Copy the lines below as they are; omit the images they contain.
-- DATA SHOWN follows --
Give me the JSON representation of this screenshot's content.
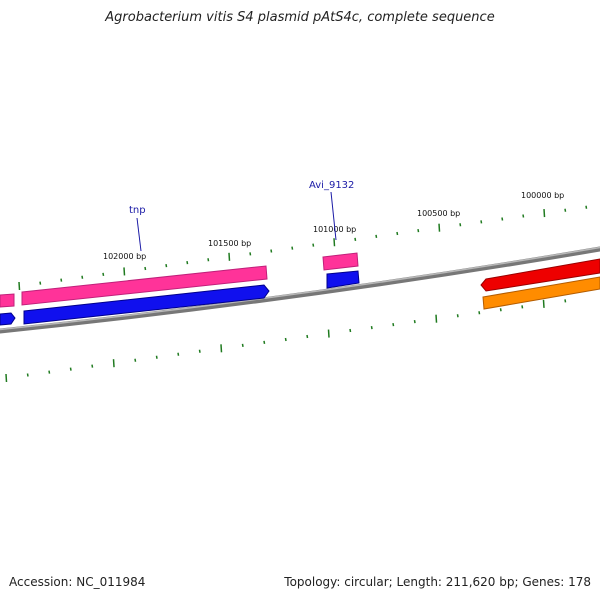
{
  "title": "Agrobacterium vitis S4 plasmid pAtS4c, complete sequence",
  "accession": "Accession: NC_011984",
  "summary": "Topology: circular; Length: 211,620 bp; Genes: 178",
  "colors": {
    "backbone": "#888888",
    "tick": "#1f7a1f",
    "gene_pink": "#ff3399",
    "gene_blue": "#1010ee",
    "gene_red": "#ee0000",
    "gene_orange": "#ff8c00",
    "label_line": "#1a1aa6"
  },
  "scale_labels": [
    {
      "text": "102000 bp"
    },
    {
      "text": "101500 bp"
    },
    {
      "text": "101000 bp"
    },
    {
      "text": "100500 bp"
    },
    {
      "text": "100000 bp"
    }
  ],
  "gene_labels": [
    {
      "text": "tnp"
    },
    {
      "text": "Avi_9132"
    }
  ]
}
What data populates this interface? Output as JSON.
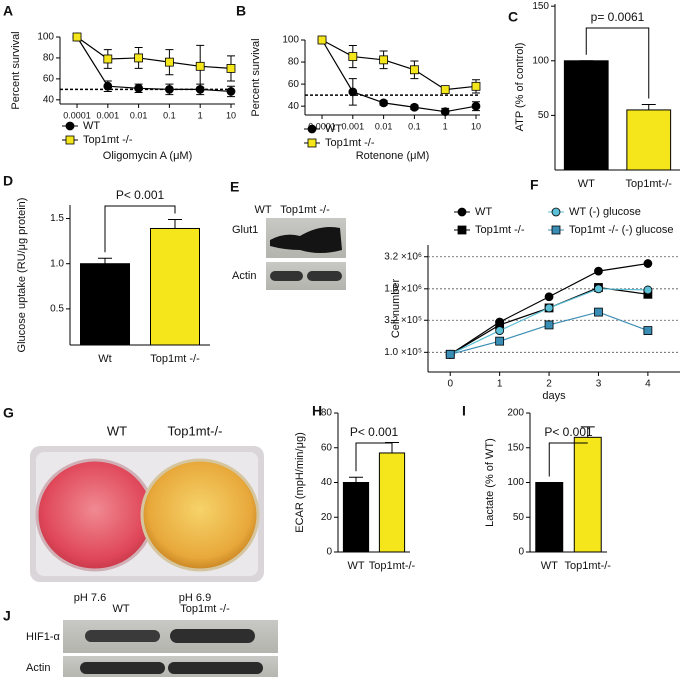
{
  "chart_data": [
    {
      "type": "line",
      "panel": "A",
      "ylabel": "Percent survival",
      "xlabel": "Oligomycin A (μM)",
      "xscale": "log",
      "x": [
        0.0001,
        0.001,
        0.01,
        0.1,
        1,
        10
      ],
      "xlim": [
        2.8e-05,
        13.5
      ],
      "xticks": [
        0.0001,
        0.001,
        0.01,
        0.1,
        1,
        10
      ],
      "ylim": [
        36,
        100
      ],
      "yticks": [
        40,
        60,
        80,
        100
      ],
      "reference_line": 50,
      "series": [
        {
          "name": "WT",
          "color": "#000000",
          "marker": "circle",
          "values": [
            100,
            53,
            51,
            50,
            50,
            48
          ],
          "errors": [
            0,
            5,
            4,
            5,
            5,
            5
          ]
        },
        {
          "name": "Top1mt -/-",
          "color": "#f5e51b",
          "marker": "square",
          "values": [
            100,
            79,
            80,
            76,
            72,
            70
          ],
          "errors": [
            0,
            9,
            10,
            12,
            20,
            12
          ]
        }
      ]
    },
    {
      "type": "line",
      "panel": "B",
      "ylabel": "Percent survival",
      "xlabel": "Rotenone (μM)",
      "xscale": "log",
      "x": [
        0.0001,
        0.001,
        0.01,
        0.1,
        1,
        10
      ],
      "xlim": [
        2.8e-05,
        13.5
      ],
      "xticks": [
        0.0001,
        0.001,
        0.01,
        0.1,
        1,
        10
      ],
      "ylim": [
        32,
        100
      ],
      "yticks": [
        40,
        60,
        80,
        100
      ],
      "reference_line": 50,
      "series": [
        {
          "name": "WT",
          "color": "#000000",
          "marker": "circle",
          "values": [
            100,
            53,
            43,
            39,
            35,
            40
          ],
          "errors": [
            0,
            12,
            2,
            2,
            3,
            4
          ]
        },
        {
          "name": "Top1mt -/-",
          "color": "#f5e51b",
          "marker": "square",
          "values": [
            100,
            85,
            82,
            73,
            55,
            58
          ],
          "errors": [
            0,
            10,
            8,
            8,
            3,
            6
          ]
        }
      ]
    },
    {
      "type": "bar",
      "panel": "C",
      "ylabel": "ATP (% of control)",
      "categories": [
        "WT",
        "Top1mt-/-"
      ],
      "values": [
        100,
        55
      ],
      "errors": [
        0,
        5
      ],
      "colors": [
        "#000000",
        "#f5e51b"
      ],
      "ylim": [
        0,
        152
      ],
      "yticks": [
        50,
        100,
        150
      ],
      "annotation": "p= 0.0061"
    },
    {
      "type": "bar",
      "panel": "D",
      "ylabel": "Glucose uptake (RU/μg protein)",
      "categories": [
        "Wt",
        "Top1mt -/-"
      ],
      "values": [
        1.0,
        1.39
      ],
      "errors": [
        0.06,
        0.1
      ],
      "colors": [
        "#000000",
        "#f5e51b"
      ],
      "ylim": [
        0.1,
        1.65
      ],
      "yticks": [
        {
          "value": 0.5,
          "label": "0.5"
        },
        {
          "value": 1.0,
          "label": "1.0"
        },
        {
          "value": 1.5,
          "label": "1.5"
        }
      ],
      "annotation": "P< 0.001"
    },
    {
      "type": "line",
      "panel": "F",
      "ylabel": "Cell number",
      "xlabel": "days",
      "yscale": "log",
      "grid": true,
      "x": [
        0,
        1,
        2,
        3,
        4
      ],
      "xlim": [
        -0.45,
        4.65
      ],
      "xticks": [
        0,
        1,
        2,
        3,
        4
      ],
      "ylim": [
        49000,
        4900000
      ],
      "yticks": [
        {
          "value": 100000,
          "label": "1.0 ×10⁵"
        },
        {
          "value": 320000,
          "label": "3.2 ×10⁵"
        },
        {
          "value": 1000000,
          "label": "1.0 ×10⁶"
        },
        {
          "value": 3200000,
          "label": "3.2 ×10⁶"
        }
      ],
      "series": [
        {
          "name": "WT",
          "color": "#000000",
          "marker": "circle",
          "values": [
            93000,
            300000,
            750000,
            1900000,
            2500000
          ]
        },
        {
          "name": "Top1mt -/-",
          "color": "#000000",
          "marker": "square",
          "values": [
            93000,
            270000,
            500000,
            1050000,
            820000
          ]
        },
        {
          "name": "WT (-) glucose",
          "color": "#5bc0d6",
          "marker": "circle",
          "values": [
            93000,
            220000,
            500000,
            1000000,
            960000
          ]
        },
        {
          "name": "Top1mt -/- (-) glucose",
          "color": "#3a8db5",
          "marker": "square",
          "values": [
            93000,
            150000,
            270000,
            430000,
            220000
          ]
        }
      ]
    },
    {
      "type": "bar",
      "panel": "H",
      "ylabel": "ECAR (mpH/min/μg)",
      "categories": [
        "WT",
        "Top1mt-/-"
      ],
      "values": [
        40,
        57
      ],
      "errors": [
        3,
        6
      ],
      "colors": [
        "#000000",
        "#f5e51b"
      ],
      "ylim": [
        0,
        80
      ],
      "yticks": [
        0,
        20,
        40,
        60,
        80
      ],
      "annotation": "P< 0.001"
    },
    {
      "type": "bar",
      "panel": "I",
      "ylabel": "Lactate (% of WT)",
      "categories": [
        "WT",
        "Top1mt-/-"
      ],
      "values": [
        100,
        165
      ],
      "errors": [
        0,
        15
      ],
      "colors": [
        "#000000",
        "#f5e51b"
      ],
      "ylim": [
        0,
        200
      ],
      "yticks": [
        0,
        50,
        100,
        150,
        200
      ],
      "annotation": "P< 0.001"
    }
  ],
  "figures": [
    {
      "panel": "E",
      "columns": [
        "WT",
        "Top1mt -/-"
      ],
      "rows": [
        "Glut1",
        "Actin"
      ]
    },
    {
      "panel": "G",
      "columns": [
        "WT",
        "Top1mt-/-"
      ],
      "captions": [
        "pH 7.6",
        "pH 6.9"
      ]
    },
    {
      "panel": "J",
      "columns": [
        "WT",
        "Top1mt -/-"
      ],
      "rows": [
        "HIF1-α",
        "Actin"
      ]
    }
  ]
}
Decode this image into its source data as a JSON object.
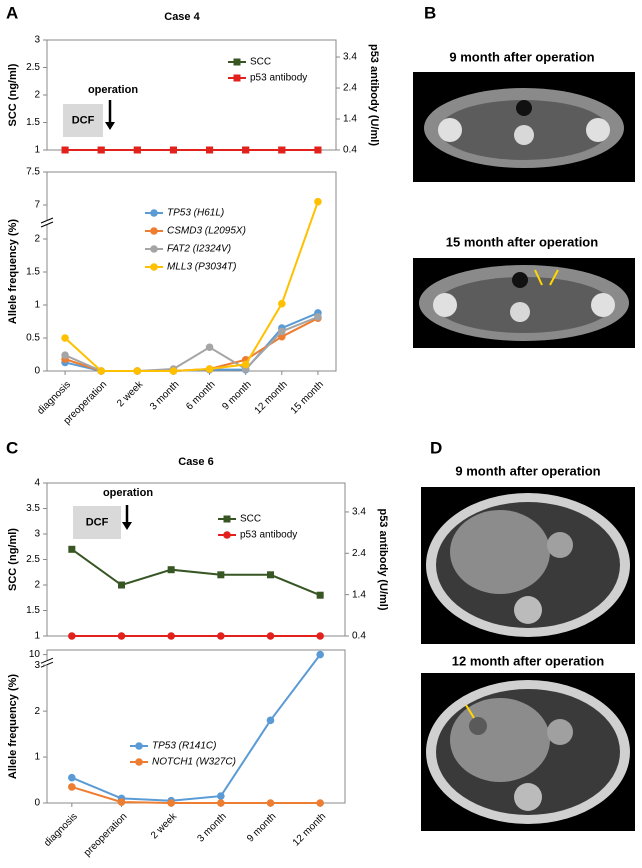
-- DATA SHOWN concluded --
## ANSWER SECTION
Give me the JSON representation of this screenshot's content.
{
  "title": "Agrobacterium vitis S4 plasmid pAtS4c, complete sequence",
  "accession": "Accession: NC_011984",
  "summary": "Topology: circular; Length: 211,620 bp; Genes: 178",
  "colors": {
    "backbone": "#888888",
    "tick": "#1f7a1f",
    "gene_pink": "#ff3399",
    "gene_blue": "#1010ee",
    "gene_red": "#ee0000",
    "gene_orange": "#ff8c00",
    "label_line": "#1a1aa6"
  },
  "scale_labels": [
    {
      "text": "102000 bp"
    },
    {
      "text": "101500 bp"
    },
    {
      "text": "101000 bp"
    },
    {
      "text": "100500 bp"
    },
    {
      "text": "100000 bp"
    }
  ],
  "gene_labels": [
    {
      "text": "tnp"
    },
    {
      "text": "Avi_9132"
    }
  ]
}
What data populates this interface? Output as JSON.
{
  "chart_data": [
    {
      "type": "line",
      "panel": "A",
      "ylabel": "Percent survival",
      "xlabel": "Oligomycin A (μM)",
      "xscale": "log",
      "x": [
        0.0001,
        0.001,
        0.01,
        0.1,
        1,
        10
      ],
      "xlim": [
        2.8e-05,
        13.5
      ],
      "xticks": [
        0.0001,
        0.001,
        0.01,
        0.1,
        1,
        10
      ],
      "ylim": [
        36,
        100
      ],
      "yticks": [
        40,
        60,
        80,
        100
      ],
      "reference_line": 50,
      "series": [
        {
          "name": "WT",
          "color": "#000000",
          "marker": "circle",
          "values": [
            100,
            53,
            51,
            50,
            50,
            48
          ],
          "errors": [
            0,
            5,
            4,
            5,
            5,
            5
          ]
        },
        {
          "name": "Top1mt -/-",
          "color": "#f5e51b",
          "marker": "square",
          "values": [
            100,
            79,
            80,
            76,
            72,
            70
          ],
          "errors": [
            0,
            9,
            10,
            12,
            20,
            12
          ]
        }
      ]
    },
    {
      "type": "line",
      "panel": "B",
      "ylabel": "Percent survival",
      "xlabel": "Rotenone (μM)",
      "xscale": "log",
      "x": [
        0.0001,
        0.001,
        0.01,
        0.1,
        1,
        10
      ],
      "xlim": [
        2.8e-05,
        13.5
      ],
      "xticks": [
        0.0001,
        0.001,
        0.01,
        0.1,
        1,
        10
      ],
      "ylim": [
        32,
        100
      ],
      "yticks": [
        40,
        60,
        80,
        100
      ],
      "reference_line": 50,
      "series": [
        {
          "name": "WT",
          "color": "#000000",
          "marker": "circle",
          "values": [
            100,
            53,
            43,
            39,
            35,
            40
          ],
          "errors": [
            0,
            12,
            2,
            2,
            3,
            4
          ]
        },
        {
          "name": "Top1mt -/-",
          "color": "#f5e51b",
          "marker": "square",
          "values": [
            100,
            85,
            82,
            73,
            55,
            58
          ],
          "errors": [
            0,
            10,
            8,
            8,
            3,
            6
          ]
        }
      ]
    },
    {
      "type": "bar",
      "panel": "C",
      "ylabel": "ATP (% of control)",
      "categories": [
        "WT",
        "Top1mt-/-"
      ],
      "values": [
        100,
        55
      ],
      "errors": [
        0,
        5
      ],
      "colors": [
        "#000000",
        "#f5e51b"
      ],
      "ylim": [
        0,
        152
      ],
      "yticks": [
        50,
        100,
        150
      ],
      "annotation": "p= 0.0061"
    },
    {
      "type": "bar",
      "panel": "D",
      "ylabel": "Glucose uptake (RU/μg protein)",
      "categories": [
        "Wt",
        "Top1mt -/-"
      ],
      "values": [
        1.0,
        1.39
      ],
      "errors": [
        0.06,
        0.1
      ],
      "colors": [
        "#000000",
        "#f5e51b"
      ],
      "ylim": [
        0.1,
        1.65
      ],
      "yticks": [
        {
          "value": 0.5,
          "label": "0.5"
        },
        {
          "value": 1.0,
          "label": "1.0"
        },
        {
          "value": 1.5,
          "label": "1.5"
        }
      ],
      "annotation": "P< 0.001"
    },
    {
      "type": "line",
      "panel": "F",
      "ylabel": "Cell number",
      "xlabel": "days",
      "yscale": "log",
      "grid": true,
      "x": [
        0,
        1,
        2,
        3,
        4
      ],
      "xlim": [
        -0.45,
        4.65
      ],
      "xticks": [
        0,
        1,
        2,
        3,
        4
      ],
      "ylim": [
        49000,
        4900000
      ],
      "yticks": [
        {
          "value": 100000,
          "label": "1.0 ×10⁵"
        },
        {
          "value": 320000,
          "label": "3.2 ×10⁵"
        },
        {
          "value": 1000000,
          "label": "1.0 ×10⁶"
        },
        {
          "value": 3200000,
          "label": "3.2 ×10⁶"
        }
      ],
      "series": [
        {
          "name": "WT",
          "color": "#000000",
          "marker": "circle",
          "values": [
            93000,
            300000,
            750000,
            1900000,
            2500000
          ]
        },
        {
          "name": "Top1mt -/-",
          "color": "#000000",
          "marker": "square",
          "values": [
            93000,
            270000,
            500000,
            1050000,
            820000
          ]
        },
        {
          "name": "WT (-) glucose",
          "color": "#5bc0d6",
          "marker": "circle",
          "values": [
            93000,
            220000,
            500000,
            1000000,
            960000
          ]
        },
        {
          "name": "Top1mt -/- (-) glucose",
          "color": "#3a8db5",
          "marker": "square",
          "values": [
            93000,
            150000,
            270000,
            430000,
            220000
          ]
        }
      ]
    },
    {
      "type": "bar",
      "panel": "H",
      "ylabel": "ECAR (mpH/min/μg)",
      "categories": [
        "WT",
        "Top1mt-/-"
      ],
      "values": [
        40,
        57
      ],
      "errors": [
        3,
        6
      ],
      "colors": [
        "#000000",
        "#f5e51b"
      ],
      "ylim": [
        0,
        80
      ],
      "yticks": [
        0,
        20,
        40,
        60,
        80
      ],
      "annotation": "P< 0.001"
    },
    {
      "type": "bar",
      "panel": "I",
      "ylabel": "Lactate (% of WT)",
      "categories": [
        "WT",
        "Top1mt-/-"
      ],
      "values": [
        100,
        165
      ],
      "errors": [
        0,
        15
      ],
      "colors": [
        "#000000",
        "#f5e51b"
      ],
      "ylim": [
        0,
        200
      ],
      "yticks": [
        0,
        50,
        100,
        150,
        200
      ],
      "annotation": "P< 0.001"
    }
  ],
  "figures": [
    {
      "panel": "E",
      "columns": [
        "WT",
        "Top1mt -/-"
      ],
      "rows": [
        "Glut1",
        "Actin"
      ]
    },
    {
      "panel": "G",
      "columns": [
        "WT",
        "Top1mt-/-"
      ],
      "captions": [
        "pH 7.6",
        "pH 6.9"
      ]
    },
    {
      "panel": "J",
      "columns": [
        "WT",
        "Top1mt -/-"
      ],
      "rows": [
        "HIF1-α",
        "Actin"
      ]
    }
  ]
}
Decode this image into its source data as a JSON object.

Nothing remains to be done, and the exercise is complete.